** Brief **
Set down, without alteration, the lines from the one that contains "Output a JSON" through the final line of the material below.

** Exercise material **
☆ ☆ ☆ ☆

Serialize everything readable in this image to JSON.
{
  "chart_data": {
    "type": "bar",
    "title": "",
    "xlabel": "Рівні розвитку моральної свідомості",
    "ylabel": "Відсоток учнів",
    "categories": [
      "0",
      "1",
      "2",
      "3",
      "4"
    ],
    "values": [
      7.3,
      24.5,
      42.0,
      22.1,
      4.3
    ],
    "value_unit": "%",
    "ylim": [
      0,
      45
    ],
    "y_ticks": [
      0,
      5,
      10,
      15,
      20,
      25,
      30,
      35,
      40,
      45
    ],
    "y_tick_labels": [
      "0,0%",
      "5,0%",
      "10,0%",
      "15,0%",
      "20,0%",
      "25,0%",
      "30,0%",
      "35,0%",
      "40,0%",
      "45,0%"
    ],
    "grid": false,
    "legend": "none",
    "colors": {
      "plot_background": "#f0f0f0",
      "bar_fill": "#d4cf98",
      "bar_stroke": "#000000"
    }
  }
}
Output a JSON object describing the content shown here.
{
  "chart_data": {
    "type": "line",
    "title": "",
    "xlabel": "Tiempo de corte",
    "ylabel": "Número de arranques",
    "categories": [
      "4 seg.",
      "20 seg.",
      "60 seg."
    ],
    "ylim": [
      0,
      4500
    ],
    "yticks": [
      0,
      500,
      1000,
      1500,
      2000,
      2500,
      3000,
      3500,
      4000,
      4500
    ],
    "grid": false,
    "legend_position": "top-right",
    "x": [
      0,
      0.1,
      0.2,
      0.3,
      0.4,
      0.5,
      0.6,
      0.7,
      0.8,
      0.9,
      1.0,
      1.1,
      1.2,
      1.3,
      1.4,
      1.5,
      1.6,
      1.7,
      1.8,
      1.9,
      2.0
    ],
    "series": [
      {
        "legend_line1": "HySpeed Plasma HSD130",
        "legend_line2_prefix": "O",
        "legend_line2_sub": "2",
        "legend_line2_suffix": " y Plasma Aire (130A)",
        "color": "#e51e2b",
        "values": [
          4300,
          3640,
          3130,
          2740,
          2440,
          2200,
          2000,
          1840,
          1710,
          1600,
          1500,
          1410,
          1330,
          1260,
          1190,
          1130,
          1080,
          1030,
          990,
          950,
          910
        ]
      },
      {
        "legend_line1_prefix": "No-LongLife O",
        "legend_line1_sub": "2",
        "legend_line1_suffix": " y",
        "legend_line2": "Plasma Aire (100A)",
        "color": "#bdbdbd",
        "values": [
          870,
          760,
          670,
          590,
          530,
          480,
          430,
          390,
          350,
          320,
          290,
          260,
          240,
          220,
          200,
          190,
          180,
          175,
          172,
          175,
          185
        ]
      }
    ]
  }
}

☆ ☆ ☆ ☆

** Finished task **
Output a JSON object describing the content shown here.
{
  "chart_data": {
    "type": "line",
    "title": "",
    "xlabel": "Tiempo de corte",
    "ylabel": "Número de arranques",
    "categories": [
      "4 seg.",
      "20 seg.",
      "60 seg."
    ],
    "ylim": [
      0,
      4500
    ],
    "yticks": [
      0,
      500,
      1000,
      1500,
      2000,
      2500,
      3000,
      3500,
      4000,
      4500
    ],
    "grid": false,
    "legend_position": "top-right",
    "x": [
      0,
      0.1,
      0.2,
      0.3,
      0.4,
      0.5,
      0.6,
      0.7,
      0.8,
      0.9,
      1.0,
      1.1,
      1.2,
      1.3,
      1.4,
      1.5,
      1.6,
      1.7,
      1.8,
      1.9,
      2.0
    ],
    "series": [
      {
        "legend_line1": "HySpeed Plasma HSD130",
        "legend_line2_prefix": "O",
        "legend_line2_sub": "2",
        "legend_line2_suffix": " y Plasma Aire (130A)",
        "color": "#e51e2b",
        "values": [
          4300,
          3640,
          3130,
          2740,
          2440,
          2200,
          2000,
          1840,
          1710,
          1600,
          1500,
          1410,
          1330,
          1260,
          1190,
          1130,
          1080,
          1030,
          990,
          950,
          910
        ]
      },
      {
        "legend_line1_prefix": "No-LongLife O",
        "legend_line1_sub": "2",
        "legend_line1_suffix": " y",
        "legend_line2": "Plasma Aire (100A)",
        "color": "#bdbdbd",
        "values": [
          870,
          760,
          670,
          590,
          530,
          480,
          430,
          390,
          350,
          320,
          290,
          260,
          240,
          220,
          200,
          190,
          180,
          175,
          172,
          175,
          185
        ]
      }
    ]
  }
}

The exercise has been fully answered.